Passage provided Start Marker
He said a number of other traders had contacted them “for more information about how we arrived at our decision and what the EITI entails".

In April, Gowers told a United Nations conference in Geneva that the industry in Switzerland had done a “pretty poor job” in explaining itself to the public. “We recognise we can’t escape scrutiny and we aim to meet increased scrutiny with an increased level of disclosure.”

Regulations unclear

NGOs nonetheless feel that many questions still remain on how EITI will be applied. For the extractive industries, EITI requires that companies report on individual projects, such as royalties, taxes and fees paid to governments for mining concessions.

Requirements for trading companies are less clear, as Olivier Longchamps of the Bern Declaration explained. “Trafigura says they will be compliant with EITI, but the necessary EITI rules do not yet exist. So according to the amount of detail present in regulations, it could be useful, or not useful at all”.

The Berne Declaration is a non-profit organisation which campaigns for equitable relations between Switzerland and developing countries.

Voluntary adherence to EITI is another issue for the NGO’s spokesperson. “While Trafigura says it will join, there are a whole series of other companies who will not do so. EITI therefore needs to be compulsory. It has to apply for all firms, not just those that say that they have nothing to reproach.”

He explained that if a non-EITI compliant company purchases commodities from a government, and then sells these to an EITI compliant company, the latter would not be obligated to report, as it did not purchase directly from the state.

In its “Background Report on CommoditiesExternal link”, the State Secretariat for Economic Affairs (SECO) recommended that Switzerland join EITI.

EITI’s board is expected to convene in Bern in October to discuss greater engagement of the commodities trading business in the initiative.

Under pressure

STSA’s spokesman was nonetheless clear that legal requirements have added pressures to Swiss-based businesses: “Unfortunately, it is not only expected for firms to be good companies and pay taxes, generate growth and provide jobs in the countries where they operate, but there is now another pressure on industries to have proper due diligence and compliance to environmental regulations.”

Speaking to commodities traders and shippers at the recent Marine MoneyExternal link conference in Geneva,  Graber said such challenges entail “costs for companies, and costs on developing our abilities and to continue to develop activities.”

Also, tighter access to trade finance, in part due to stricter compliance on international sanctions, particularly after US authorities fined BNP Paribas $9 billion for processing loans to Sudan and Iran, has meant further strains for smaller traders.

In recent years, higher costs due to a stronger franc, increased regulation and attractive fiscal regimes particularly in Singapore have had some traders pack up to what they perceived to be more welcoming destinations. In 2012, Trafigura moved headquarters for its trading operations to the Southeast Asian financial centre.

Up to a certain point

Also present at the Geneva conference, Stanislav Todorov of Quadra Commodities interpreted the industry’s reluctance to adopt newer, more stringent regulations: “The whole world is unified to a certain point, but the first mover is always at a disadvantage. When you do it first, people go elsewhere, and later there is nowhere else to go. People then come back, but bringing people back is hard.”

“It’s a difficult situation”, commented another independent trader who wished not to be named. “The more regulation you impose, the more legal loop-holes will be sought by traders”.


The Financial Markets Infrastructure Act was adopted by both houses of parliament in mid-June, and is expected to come into effect between the end of 2015 and the start of 2016.

The legislation regulates derivatives trading, and follows a lead taken on the matter in the United States with Dodd-Frank and MiFID II in the European Union. Regulations had been adopted as a step to avoid another financial crisis, as in 2008. 

Swiss legislation exempts commodity derivatives with physical settlement, as they are viewed as a smaller risk for the financial sector.
Passage provided End Marker
Supplied records Start Marker
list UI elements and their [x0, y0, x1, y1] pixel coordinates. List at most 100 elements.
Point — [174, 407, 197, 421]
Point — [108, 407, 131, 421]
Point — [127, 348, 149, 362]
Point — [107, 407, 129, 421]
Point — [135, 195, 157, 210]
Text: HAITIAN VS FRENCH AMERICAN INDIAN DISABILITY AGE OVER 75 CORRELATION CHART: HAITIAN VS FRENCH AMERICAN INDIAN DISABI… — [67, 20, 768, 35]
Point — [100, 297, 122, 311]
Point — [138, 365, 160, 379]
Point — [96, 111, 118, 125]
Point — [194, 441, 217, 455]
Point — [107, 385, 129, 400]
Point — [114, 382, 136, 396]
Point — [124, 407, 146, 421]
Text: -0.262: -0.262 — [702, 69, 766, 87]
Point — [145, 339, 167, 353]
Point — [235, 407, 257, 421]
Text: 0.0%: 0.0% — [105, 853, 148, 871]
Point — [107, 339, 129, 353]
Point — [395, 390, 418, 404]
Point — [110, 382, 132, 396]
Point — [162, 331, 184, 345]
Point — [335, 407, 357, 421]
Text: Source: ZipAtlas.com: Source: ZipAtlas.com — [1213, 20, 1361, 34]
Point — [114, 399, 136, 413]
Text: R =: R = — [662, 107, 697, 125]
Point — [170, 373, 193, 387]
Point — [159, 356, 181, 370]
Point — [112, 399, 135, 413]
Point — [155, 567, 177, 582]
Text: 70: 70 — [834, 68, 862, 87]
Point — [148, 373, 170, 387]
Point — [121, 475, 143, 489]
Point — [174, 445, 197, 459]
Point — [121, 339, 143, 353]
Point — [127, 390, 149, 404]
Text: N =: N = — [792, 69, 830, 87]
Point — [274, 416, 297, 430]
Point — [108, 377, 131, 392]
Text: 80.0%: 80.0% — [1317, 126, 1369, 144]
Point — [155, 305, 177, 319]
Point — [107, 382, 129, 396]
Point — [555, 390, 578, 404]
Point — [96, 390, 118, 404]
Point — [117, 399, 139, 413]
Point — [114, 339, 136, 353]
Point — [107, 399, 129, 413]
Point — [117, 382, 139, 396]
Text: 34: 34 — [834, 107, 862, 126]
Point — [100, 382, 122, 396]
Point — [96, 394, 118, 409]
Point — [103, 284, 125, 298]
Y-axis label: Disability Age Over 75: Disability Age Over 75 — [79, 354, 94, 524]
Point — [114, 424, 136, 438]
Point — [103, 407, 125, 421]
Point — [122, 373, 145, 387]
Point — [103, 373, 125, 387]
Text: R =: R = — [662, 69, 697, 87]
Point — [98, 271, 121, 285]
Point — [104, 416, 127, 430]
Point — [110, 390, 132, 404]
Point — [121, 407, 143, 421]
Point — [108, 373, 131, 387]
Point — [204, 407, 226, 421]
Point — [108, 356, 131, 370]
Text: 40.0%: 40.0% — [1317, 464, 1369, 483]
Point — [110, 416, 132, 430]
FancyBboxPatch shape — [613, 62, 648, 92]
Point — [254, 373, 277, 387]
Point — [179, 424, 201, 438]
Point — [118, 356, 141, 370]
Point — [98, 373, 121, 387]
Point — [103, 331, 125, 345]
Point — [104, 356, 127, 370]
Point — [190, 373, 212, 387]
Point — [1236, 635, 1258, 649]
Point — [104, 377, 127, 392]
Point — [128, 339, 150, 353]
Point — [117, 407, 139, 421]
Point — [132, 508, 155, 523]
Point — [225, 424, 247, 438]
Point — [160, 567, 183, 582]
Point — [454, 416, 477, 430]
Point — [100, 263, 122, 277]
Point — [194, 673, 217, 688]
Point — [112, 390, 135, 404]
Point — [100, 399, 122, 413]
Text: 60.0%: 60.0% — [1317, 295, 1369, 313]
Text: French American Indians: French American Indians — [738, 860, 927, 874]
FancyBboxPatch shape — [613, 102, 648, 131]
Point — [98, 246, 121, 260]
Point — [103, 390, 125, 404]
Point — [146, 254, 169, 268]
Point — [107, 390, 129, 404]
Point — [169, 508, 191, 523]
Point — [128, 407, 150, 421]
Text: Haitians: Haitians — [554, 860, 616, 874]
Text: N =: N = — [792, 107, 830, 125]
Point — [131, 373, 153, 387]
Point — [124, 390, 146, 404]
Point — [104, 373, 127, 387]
Supplied records End Marker
Problem to solve - Repeat the article on Swiss commodity trading and EITI from "Also present at" through "start of 2016.", inclusive. The material accompanying the text is not required.

Task answer -
Also present at the Geneva conference, Stanislav Todorov of Quadra Commodities interpreted the industry’s reluctance to adopt newer, more stringent regulations: “The whole world is unified to a certain point, but the first mover is always at a disadvantage. When you do it first, people go elsewhere, and later there is nowhere else to go. People then come back, but bringing people back is hard.”

“It’s a difficult situation”, commented another independent trader who wished not to be named. “The more regulation you impose, the more legal loop-holes will be sought by traders”.


The Financial Markets Infrastructure Act was adopted by both houses of parliament in mid-June, and is expected to come into effect between the end of 2015 and the start of 2016.